> [AIM OF THE EXERCISE]: Quote the records beneath, complete and exact. Leave out images.

## Start INPUT DATA

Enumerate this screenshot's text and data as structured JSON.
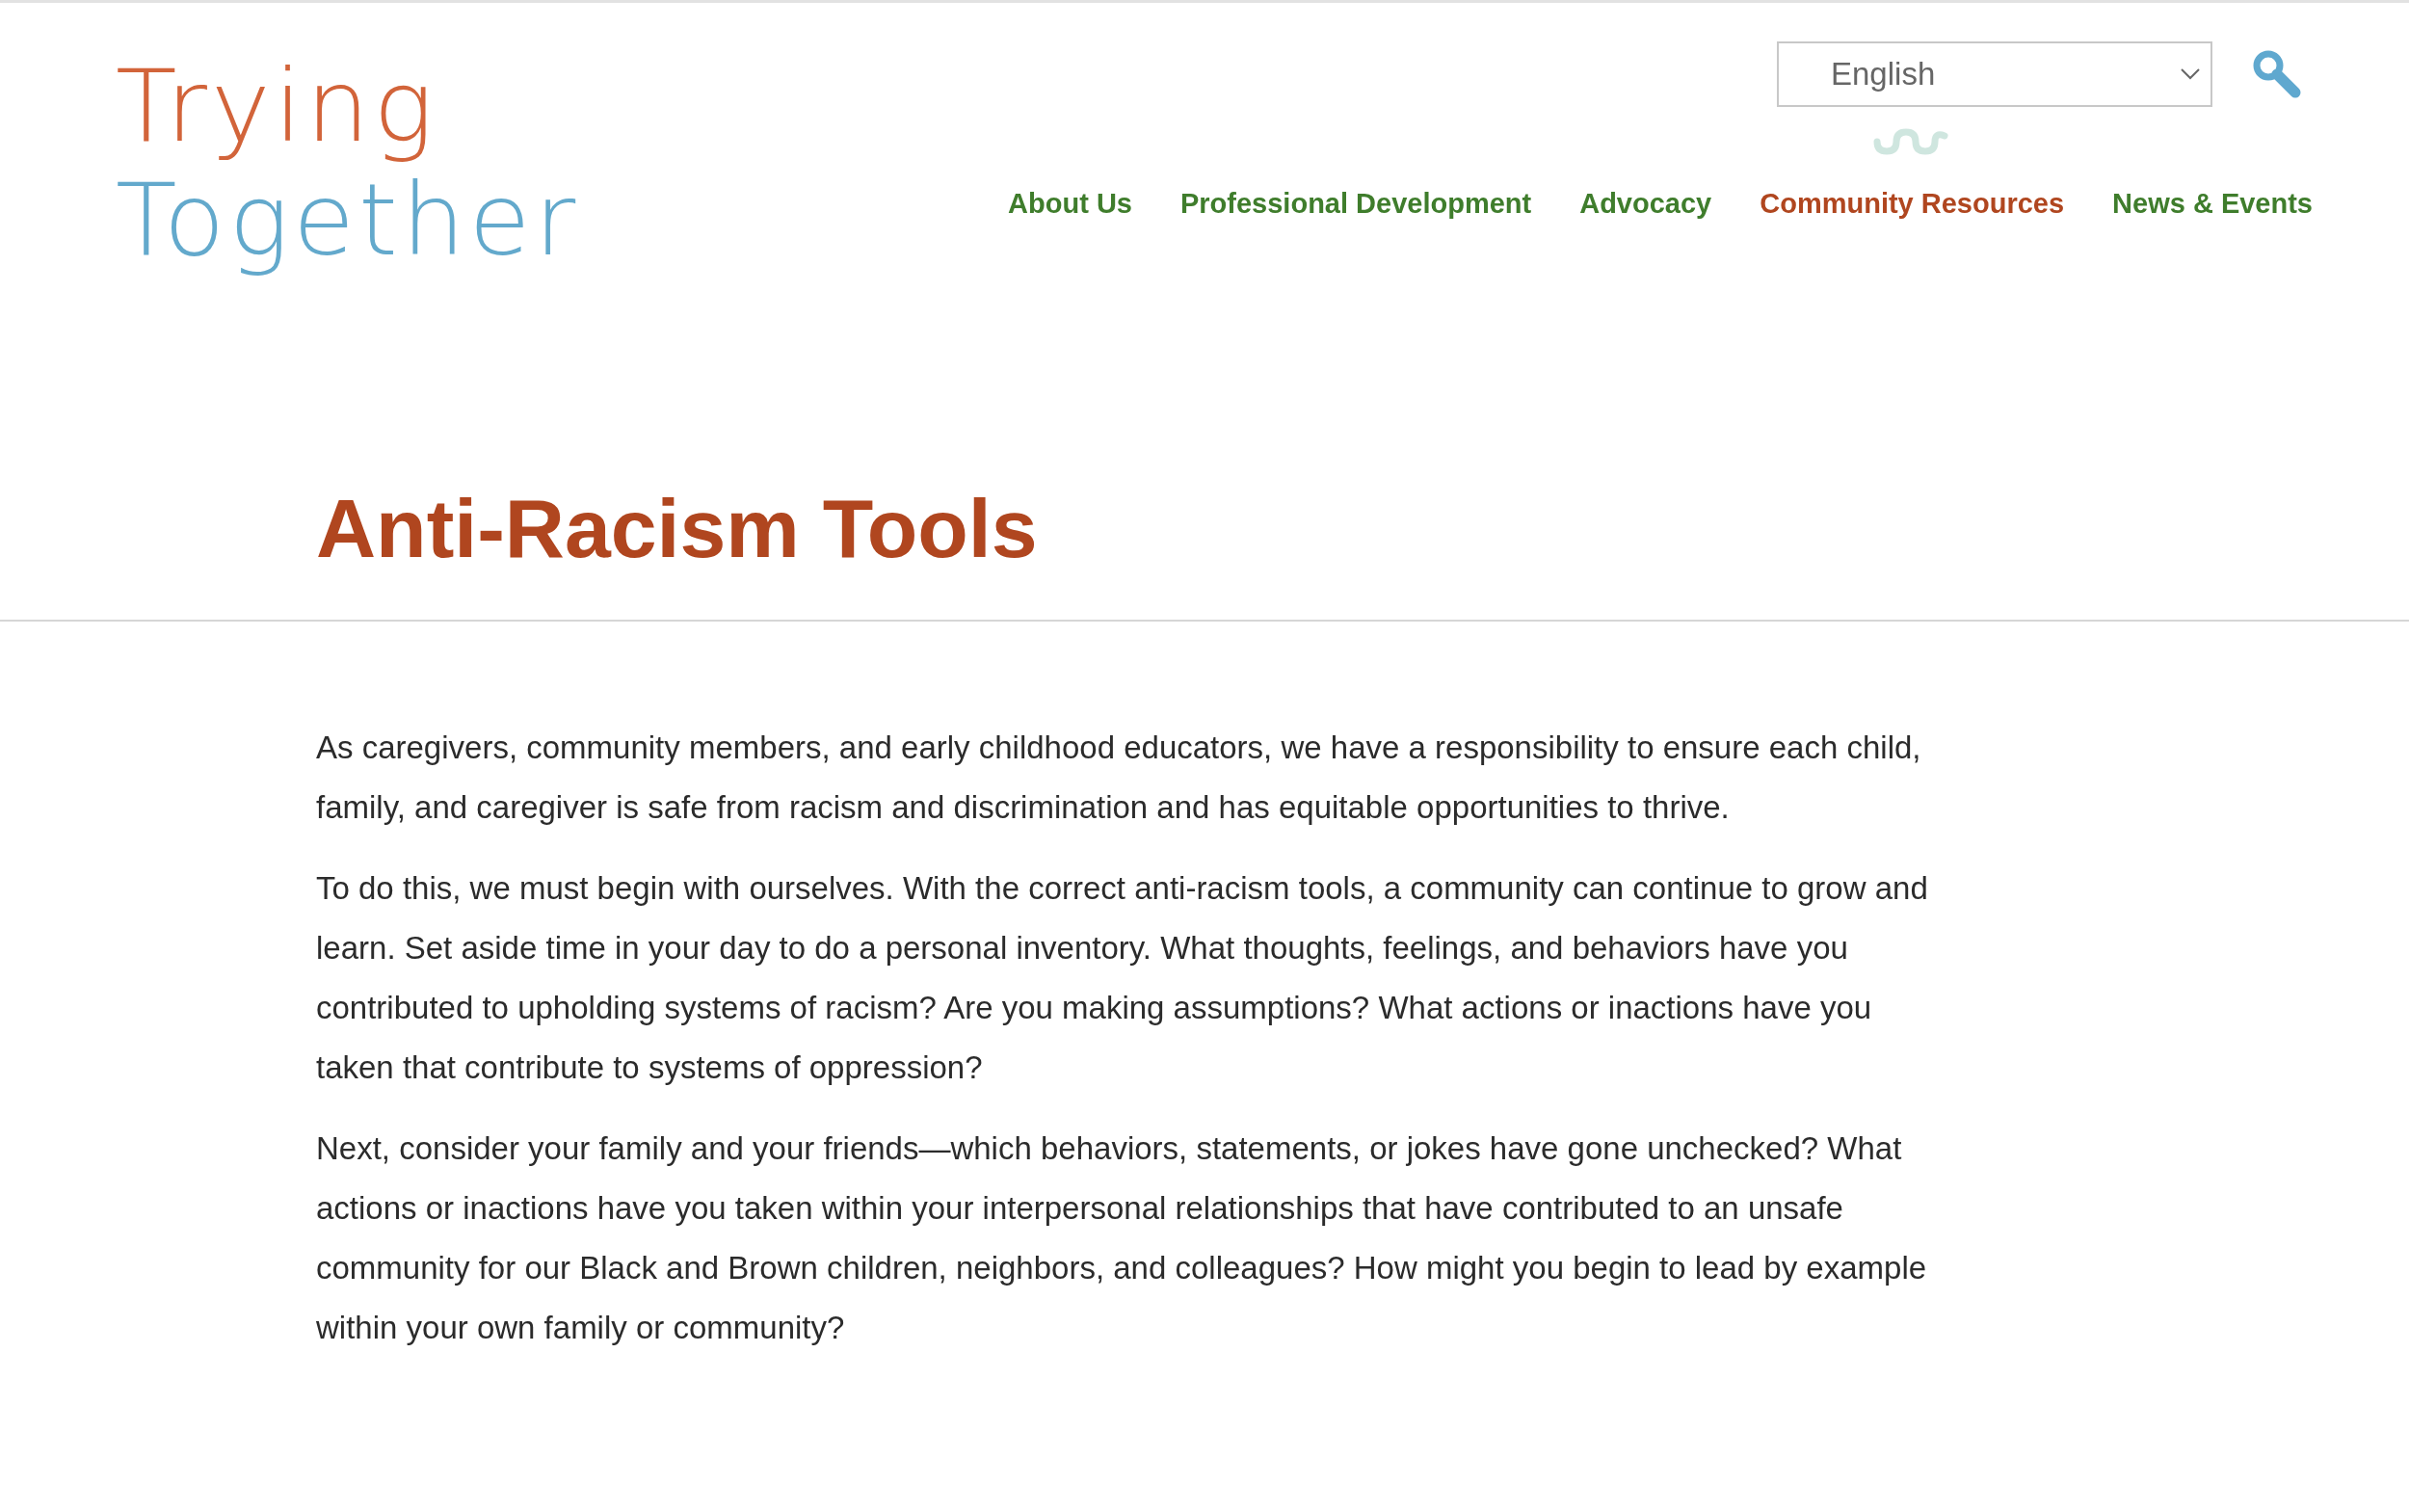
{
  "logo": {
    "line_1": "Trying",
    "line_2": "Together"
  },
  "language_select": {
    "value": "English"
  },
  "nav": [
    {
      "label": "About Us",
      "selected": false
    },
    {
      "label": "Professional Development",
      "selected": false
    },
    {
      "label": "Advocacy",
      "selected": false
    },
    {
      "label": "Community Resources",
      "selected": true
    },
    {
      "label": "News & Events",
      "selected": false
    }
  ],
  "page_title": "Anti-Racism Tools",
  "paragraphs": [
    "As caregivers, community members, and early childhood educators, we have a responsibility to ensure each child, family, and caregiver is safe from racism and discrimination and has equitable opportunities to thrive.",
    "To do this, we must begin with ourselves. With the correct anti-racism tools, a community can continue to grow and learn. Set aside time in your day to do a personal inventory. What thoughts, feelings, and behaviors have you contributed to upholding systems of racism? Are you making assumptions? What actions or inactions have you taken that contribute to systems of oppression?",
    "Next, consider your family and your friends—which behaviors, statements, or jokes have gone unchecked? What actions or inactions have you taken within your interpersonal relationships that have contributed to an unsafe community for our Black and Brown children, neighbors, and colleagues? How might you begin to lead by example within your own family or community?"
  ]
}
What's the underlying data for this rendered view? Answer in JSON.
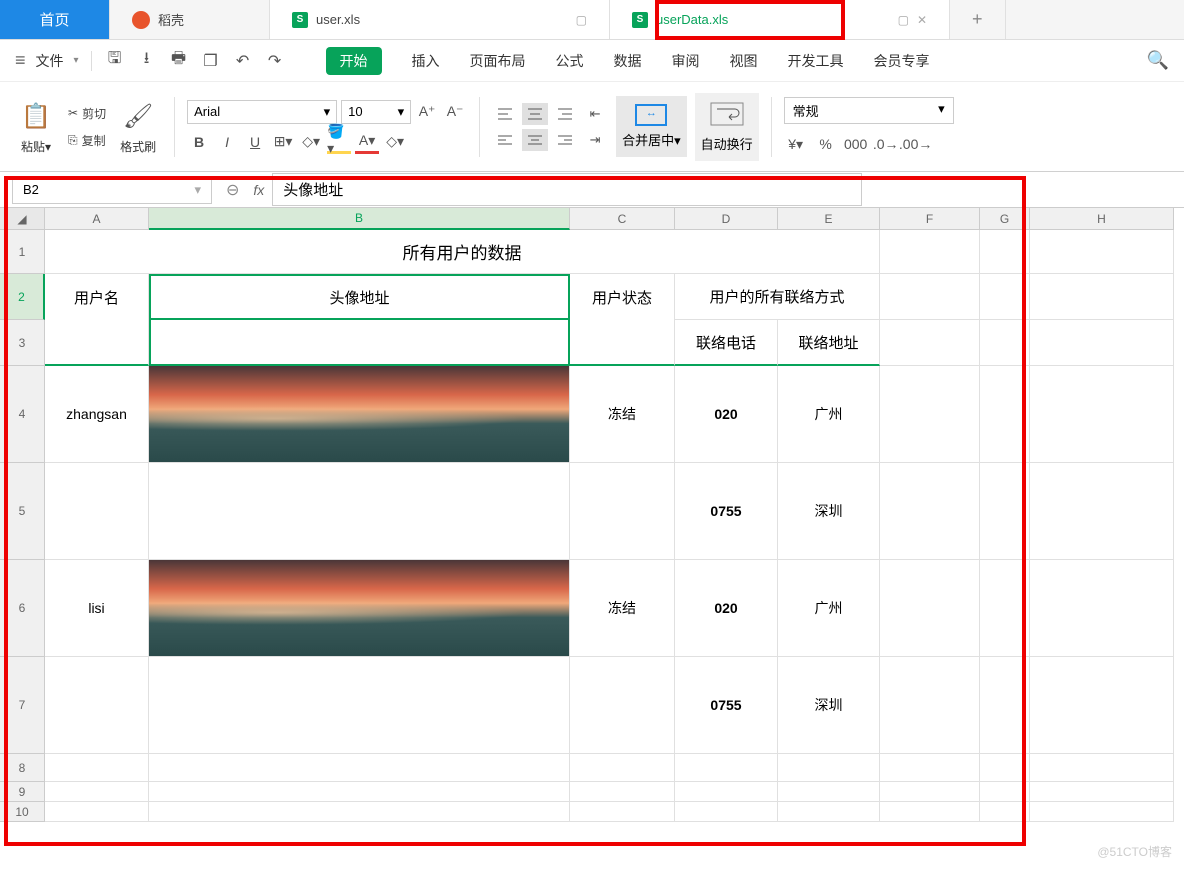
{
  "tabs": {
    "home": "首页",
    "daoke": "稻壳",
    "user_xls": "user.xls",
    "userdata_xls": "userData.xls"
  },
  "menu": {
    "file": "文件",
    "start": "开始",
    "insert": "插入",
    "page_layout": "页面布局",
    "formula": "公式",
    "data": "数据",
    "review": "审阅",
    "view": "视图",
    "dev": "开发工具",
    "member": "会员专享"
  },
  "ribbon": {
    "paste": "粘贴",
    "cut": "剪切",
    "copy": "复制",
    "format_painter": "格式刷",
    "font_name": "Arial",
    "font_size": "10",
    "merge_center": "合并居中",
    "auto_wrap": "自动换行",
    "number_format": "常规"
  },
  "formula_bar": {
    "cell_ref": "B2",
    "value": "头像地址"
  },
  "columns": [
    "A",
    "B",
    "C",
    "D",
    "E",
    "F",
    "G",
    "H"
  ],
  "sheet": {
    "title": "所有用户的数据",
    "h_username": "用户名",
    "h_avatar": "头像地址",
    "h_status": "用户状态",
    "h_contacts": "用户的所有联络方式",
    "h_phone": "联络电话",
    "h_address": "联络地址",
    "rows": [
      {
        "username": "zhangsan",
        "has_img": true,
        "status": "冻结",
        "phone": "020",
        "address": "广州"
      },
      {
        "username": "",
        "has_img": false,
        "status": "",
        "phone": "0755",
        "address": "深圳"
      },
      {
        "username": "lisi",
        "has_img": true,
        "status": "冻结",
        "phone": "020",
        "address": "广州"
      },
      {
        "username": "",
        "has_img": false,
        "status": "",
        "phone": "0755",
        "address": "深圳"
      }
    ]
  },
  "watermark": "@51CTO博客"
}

## End INPUT DATA

> [EXERCISE RESPONSE]:
Enumerate this screenshot's text and data as structured JSON.
{
  "logo": {
    "line_1": "Trying",
    "line_2": "Together"
  },
  "language_select": {
    "value": "English"
  },
  "nav": [
    {
      "label": "About Us",
      "selected": false
    },
    {
      "label": "Professional Development",
      "selected": false
    },
    {
      "label": "Advocacy",
      "selected": false
    },
    {
      "label": "Community Resources",
      "selected": true
    },
    {
      "label": "News & Events",
      "selected": false
    }
  ],
  "page_title": "Anti-Racism Tools",
  "paragraphs": [
    "As caregivers, community members, and early childhood educators, we have a responsibility to ensure each child, family, and caregiver is safe from racism and discrimination and has equitable opportunities to thrive.",
    "To do this, we must begin with ourselves. With the correct anti-racism tools, a community can continue to grow and learn. Set aside time in your day to do a personal inventory. What thoughts, feelings, and behaviors have you contributed to upholding systems of racism? Are you making assumptions? What actions or inactions have you taken that contribute to systems of oppression?",
    "Next, consider your family and your friends—which behaviors, statements, or jokes have gone unchecked? What actions or inactions have you taken within your interpersonal relationships that have contributed to an unsafe community for our Black and Brown children, neighbors, and colleagues? How might you begin to lead by example within your own family or community?"
  ]
}
What's the underlying data for this rendered view? Answer in JSON.
{
  "tabs": {
    "home": "首页",
    "daoke": "稻壳",
    "user_xls": "user.xls",
    "userdata_xls": "userData.xls"
  },
  "menu": {
    "file": "文件",
    "start": "开始",
    "insert": "插入",
    "page_layout": "页面布局",
    "formula": "公式",
    "data": "数据",
    "review": "审阅",
    "view": "视图",
    "dev": "开发工具",
    "member": "会员专享"
  },
  "ribbon": {
    "paste": "粘贴",
    "cut": "剪切",
    "copy": "复制",
    "format_painter": "格式刷",
    "font_name": "Arial",
    "font_size": "10",
    "merge_center": "合并居中",
    "auto_wrap": "自动换行",
    "number_format": "常规"
  },
  "formula_bar": {
    "cell_ref": "B2",
    "value": "头像地址"
  },
  "columns": [
    "A",
    "B",
    "C",
    "D",
    "E",
    "F",
    "G",
    "H"
  ],
  "sheet": {
    "title": "所有用户的数据",
    "h_username": "用户名",
    "h_avatar": "头像地址",
    "h_status": "用户状态",
    "h_contacts": "用户的所有联络方式",
    "h_phone": "联络电话",
    "h_address": "联络地址",
    "rows": [
      {
        "username": "zhangsan",
        "has_img": true,
        "status": "冻结",
        "phone": "020",
        "address": "广州"
      },
      {
        "username": "",
        "has_img": false,
        "status": "",
        "phone": "0755",
        "address": "深圳"
      },
      {
        "username": "lisi",
        "has_img": true,
        "status": "冻结",
        "phone": "020",
        "address": "广州"
      },
      {
        "username": "",
        "has_img": false,
        "status": "",
        "phone": "0755",
        "address": "深圳"
      }
    ]
  },
  "watermark": "@51CTO博客"
}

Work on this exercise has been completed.